TO DO: State how many lines in the listing below include the word "getScreenSize". Give nothing but the number.

DATA IN THIS EXERCISE:
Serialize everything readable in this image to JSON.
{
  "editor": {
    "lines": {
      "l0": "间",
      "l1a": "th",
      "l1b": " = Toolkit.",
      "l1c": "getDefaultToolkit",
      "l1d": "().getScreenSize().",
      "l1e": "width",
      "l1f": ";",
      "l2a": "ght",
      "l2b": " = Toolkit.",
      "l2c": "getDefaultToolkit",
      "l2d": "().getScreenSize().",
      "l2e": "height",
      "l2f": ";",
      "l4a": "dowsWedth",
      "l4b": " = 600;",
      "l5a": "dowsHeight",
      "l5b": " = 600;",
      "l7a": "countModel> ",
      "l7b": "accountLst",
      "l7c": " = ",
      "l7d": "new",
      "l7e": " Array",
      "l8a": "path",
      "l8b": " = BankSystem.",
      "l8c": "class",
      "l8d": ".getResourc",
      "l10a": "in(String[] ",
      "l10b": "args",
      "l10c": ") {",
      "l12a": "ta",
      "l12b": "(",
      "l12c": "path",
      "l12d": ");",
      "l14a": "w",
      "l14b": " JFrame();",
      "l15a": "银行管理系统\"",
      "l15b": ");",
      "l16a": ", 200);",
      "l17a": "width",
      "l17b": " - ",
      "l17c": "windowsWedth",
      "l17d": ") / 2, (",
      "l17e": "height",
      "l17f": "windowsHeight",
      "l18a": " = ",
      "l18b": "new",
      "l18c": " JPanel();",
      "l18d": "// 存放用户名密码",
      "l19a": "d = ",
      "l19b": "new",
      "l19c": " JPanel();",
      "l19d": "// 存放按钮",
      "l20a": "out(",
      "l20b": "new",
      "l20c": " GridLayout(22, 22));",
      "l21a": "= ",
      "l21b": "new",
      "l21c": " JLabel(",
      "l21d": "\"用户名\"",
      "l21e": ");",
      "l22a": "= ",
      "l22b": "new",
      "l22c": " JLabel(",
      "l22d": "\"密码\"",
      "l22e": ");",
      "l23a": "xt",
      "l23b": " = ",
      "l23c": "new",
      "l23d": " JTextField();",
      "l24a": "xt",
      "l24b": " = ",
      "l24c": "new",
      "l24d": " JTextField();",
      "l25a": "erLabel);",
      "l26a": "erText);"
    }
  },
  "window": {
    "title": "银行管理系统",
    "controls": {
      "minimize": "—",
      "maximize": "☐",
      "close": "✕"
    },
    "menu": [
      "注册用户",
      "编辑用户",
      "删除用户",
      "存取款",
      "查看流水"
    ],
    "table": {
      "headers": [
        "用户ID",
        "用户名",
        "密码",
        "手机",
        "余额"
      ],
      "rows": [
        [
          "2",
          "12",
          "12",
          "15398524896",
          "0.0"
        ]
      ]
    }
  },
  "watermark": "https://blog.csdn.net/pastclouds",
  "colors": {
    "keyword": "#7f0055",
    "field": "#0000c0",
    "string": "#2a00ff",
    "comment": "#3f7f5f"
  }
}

COMPLETED EXERCISE: 2